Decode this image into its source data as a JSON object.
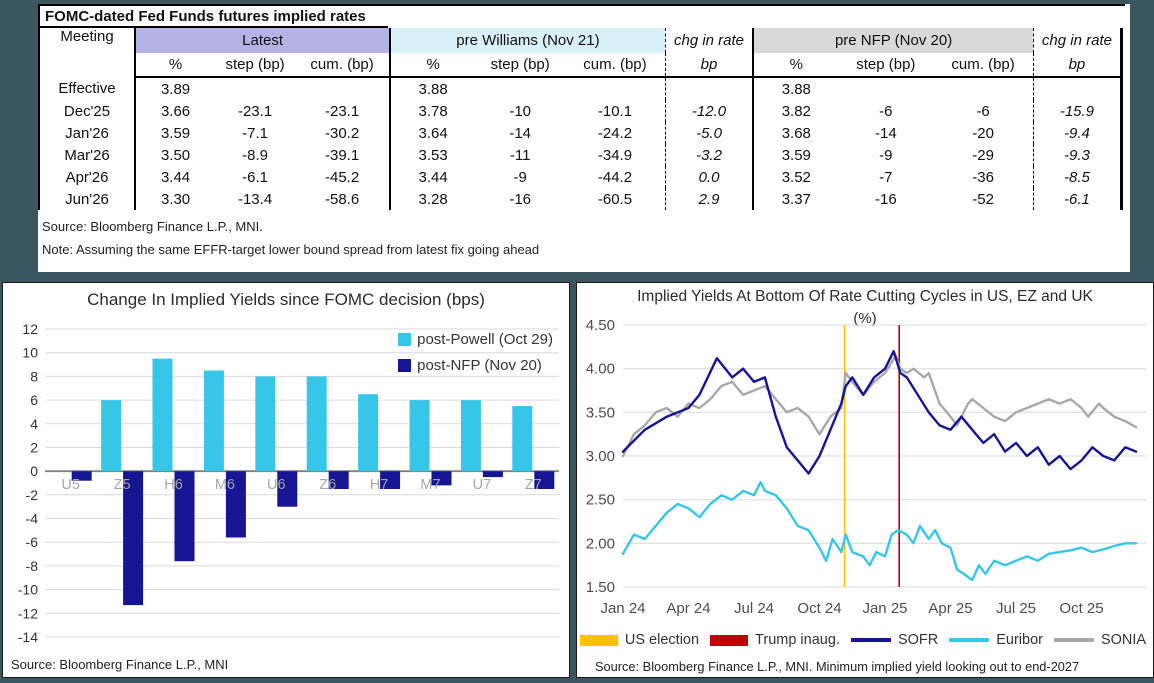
{
  "colors": {
    "background": "#3c5660",
    "header_latest": "#b5b3e6",
    "header_williams": "#d9f0f8",
    "header_nfp": "#d9d9d9",
    "gridline": "#d9d9d9",
    "zero_axis": "#808080"
  },
  "table": {
    "title": "FOMC-dated Fed Funds futures implied rates",
    "col_meeting": "Meeting",
    "groups": [
      {
        "label": "Latest",
        "cols": [
          "%",
          "step (bp)",
          "cum. (bp)"
        ]
      },
      {
        "label": "pre Williams (Nov 21)",
        "cols": [
          "%",
          "step (bp)",
          "cum. (bp)"
        ]
      },
      {
        "label": "chg in rate",
        "cols": [
          "bp"
        ]
      },
      {
        "label": "pre NFP (Nov 20)",
        "cols": [
          "%",
          "step (bp)",
          "cum. (bp)"
        ]
      },
      {
        "label": "chg in rate",
        "cols": [
          "bp"
        ]
      }
    ],
    "rows": [
      {
        "meeting": "Effective",
        "cells": [
          "3.89",
          "",
          "",
          "3.88",
          "",
          "",
          "",
          "3.88",
          "",
          "",
          ""
        ]
      },
      {
        "meeting": "Dec'25",
        "cells": [
          "3.66",
          "-23.1",
          "-23.1",
          "3.78",
          "-10",
          "-10.1",
          "-12.0",
          "3.82",
          "-6",
          "-6",
          "-15.9"
        ]
      },
      {
        "meeting": "Jan'26",
        "cells": [
          "3.59",
          "-7.1",
          "-30.2",
          "3.64",
          "-14",
          "-24.2",
          "-5.0",
          "3.68",
          "-14",
          "-20",
          "-9.4"
        ]
      },
      {
        "meeting": "Mar'26",
        "cells": [
          "3.50",
          "-8.9",
          "-39.1",
          "3.53",
          "-11",
          "-34.9",
          "-3.2",
          "3.59",
          "-9",
          "-29",
          "-9.3"
        ]
      },
      {
        "meeting": "Apr'26",
        "cells": [
          "3.44",
          "-6.1",
          "-45.2",
          "3.44",
          "-9",
          "-44.2",
          "0.0",
          "3.52",
          "-7",
          "-36",
          "-8.5"
        ]
      },
      {
        "meeting": "Jun'26",
        "cells": [
          "3.30",
          "-13.4",
          "-58.6",
          "3.28",
          "-16",
          "-60.5",
          "2.9",
          "3.37",
          "-16",
          "-52",
          "-6.1"
        ]
      }
    ],
    "source": "Source: Bloomberg Finance L.P., MNI.",
    "note": "Note: Assuming the same  EFFR-target lower bound spread from latest fix going ahead"
  },
  "chart_data": [
    {
      "type": "bar",
      "title": "Change In Implied Yields since FOMC decision (bps)",
      "categories": [
        "U5",
        "Z5",
        "H6",
        "M6",
        "U6",
        "Z6",
        "H7",
        "M7",
        "U7",
        "Z7"
      ],
      "series": [
        {
          "name": "post-Powell (Oct 29)",
          "color": "#38c6e8",
          "values": [
            0,
            6,
            9.5,
            8.5,
            8,
            8,
            6.5,
            6,
            6,
            5.5
          ]
        },
        {
          "name": "post-NFP (Nov 20)",
          "color": "#161694",
          "values": [
            -0.8,
            -11.3,
            -7.6,
            -5.6,
            -3.0,
            -1.5,
            -1.5,
            -1.2,
            -0.5,
            -1.5
          ]
        }
      ],
      "ylim": [
        -14,
        12
      ],
      "ytick_step": 2,
      "grid": true,
      "legend_position": "top-right",
      "source": "Source: Bloomberg Finance L.P., MNI"
    },
    {
      "type": "line",
      "title": "Implied Yields At Bottom Of Rate Cutting Cycles in US, EZ and UK",
      "subtitle": "(%)",
      "x_ticks": [
        "Jan 24",
        "Apr 24",
        "Jul 24",
        "Oct 24",
        "Jan 25",
        "Apr 25",
        "Jul 25",
        "Oct 25"
      ],
      "x_range_months": [
        0,
        24
      ],
      "ylim": [
        1.5,
        4.5
      ],
      "ytick_step": 0.5,
      "ytick_labels": [
        "1.50",
        "2.00",
        "2.50",
        "3.00",
        "3.50",
        "4.00",
        "4.50"
      ],
      "grid": true,
      "legend_position": "bottom",
      "vlines": [
        {
          "name": "US election",
          "color": "#ffc000",
          "x": 10.15
        },
        {
          "name": "Trump inaug.",
          "color": "#c00000",
          "x": 12.65
        }
      ],
      "series": [
        {
          "name": "SOFR",
          "color": "#161694",
          "x": [
            0,
            1,
            2,
            3,
            3.5,
            4.3,
            5,
            5.5,
            6,
            6.5,
            7,
            7.5,
            8.5,
            9,
            9.5,
            10,
            10.2,
            10.5,
            11,
            11.5,
            12,
            12.4,
            12.7,
            13,
            13.5,
            14,
            14.5,
            15,
            15.5,
            16,
            16.5,
            17,
            17.5,
            18,
            18.5,
            19,
            19.5,
            20,
            20.5,
            21,
            21.5,
            22,
            22.5,
            23,
            23.5
          ],
          "values": [
            3.05,
            3.3,
            3.45,
            3.55,
            3.7,
            4.12,
            3.9,
            4.0,
            3.85,
            3.9,
            3.45,
            3.1,
            2.8,
            3.0,
            3.3,
            3.6,
            3.8,
            3.9,
            3.7,
            3.9,
            4.0,
            4.2,
            3.95,
            3.9,
            3.7,
            3.5,
            3.35,
            3.3,
            3.45,
            3.3,
            3.15,
            3.25,
            3.05,
            3.15,
            3.0,
            3.1,
            2.9,
            3.0,
            2.85,
            2.95,
            3.1,
            3.0,
            2.95,
            3.1,
            3.05
          ]
        },
        {
          "name": "Euribor",
          "color": "#38c6e8",
          "x": [
            0,
            0.5,
            1,
            1.5,
            2,
            2.5,
            3,
            3.5,
            4,
            4.5,
            5,
            5.5,
            6,
            6.3,
            6.5,
            7,
            7.5,
            8,
            8.5,
            9,
            9.3,
            9.6,
            10,
            10.2,
            10.5,
            11,
            11.3,
            11.6,
            12,
            12.3,
            12.6,
            13,
            13.3,
            13.6,
            14,
            14.3,
            14.6,
            15,
            15.3,
            15.6,
            16,
            16.3,
            16.6,
            17,
            17.5,
            18,
            18.5,
            19,
            19.5,
            20,
            20.5,
            21,
            21.5,
            22,
            22.5,
            23,
            23.5
          ],
          "values": [
            1.88,
            2.1,
            2.05,
            2.2,
            2.35,
            2.45,
            2.4,
            2.3,
            2.45,
            2.55,
            2.5,
            2.6,
            2.55,
            2.7,
            2.6,
            2.55,
            2.4,
            2.2,
            2.15,
            1.95,
            1.8,
            2.05,
            1.9,
            2.1,
            1.9,
            1.85,
            1.75,
            1.9,
            1.85,
            2.1,
            2.15,
            2.1,
            2.0,
            2.2,
            2.05,
            2.15,
            2.0,
            1.95,
            1.7,
            1.65,
            1.58,
            1.75,
            1.65,
            1.8,
            1.75,
            1.8,
            1.85,
            1.8,
            1.88,
            1.9,
            1.92,
            1.95,
            1.9,
            1.93,
            1.97,
            2.0,
            2.0
          ]
        },
        {
          "name": "SONIA",
          "color": "#a8a8a8",
          "x": [
            0,
            0.5,
            1,
            1.5,
            2,
            2.5,
            3,
            3.5,
            4,
            4.5,
            5,
            5.5,
            6,
            6.5,
            7,
            7.5,
            8,
            8.5,
            9,
            9.5,
            10,
            10.2,
            10.5,
            11,
            11.5,
            12,
            12.5,
            12.7,
            13,
            13.3,
            13.8,
            14,
            14.5,
            15,
            15.3,
            15.8,
            16,
            16.5,
            17,
            17.5,
            18,
            18.5,
            19,
            19.5,
            20,
            20.5,
            21,
            21.3,
            21.8,
            22,
            22.5,
            23,
            23.5
          ],
          "values": [
            3.0,
            3.25,
            3.35,
            3.5,
            3.55,
            3.45,
            3.6,
            3.55,
            3.65,
            3.8,
            3.85,
            3.7,
            3.75,
            3.8,
            3.65,
            3.5,
            3.55,
            3.45,
            3.25,
            3.45,
            3.55,
            3.95,
            3.85,
            3.7,
            3.85,
            3.95,
            4.15,
            4.0,
            3.95,
            4.0,
            3.9,
            3.95,
            3.6,
            3.45,
            3.35,
            3.6,
            3.65,
            3.55,
            3.45,
            3.4,
            3.5,
            3.55,
            3.6,
            3.65,
            3.6,
            3.65,
            3.55,
            3.45,
            3.6,
            3.55,
            3.45,
            3.4,
            3.33
          ]
        }
      ],
      "source": "Source: Bloomberg Finance L.P., MNI. Minimum implied yield looking out to end-2027"
    }
  ]
}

▶ **DIRECTION**
Give only the number of lines in the preceding material that contain the string "post".

▶ **THE REPLY**
2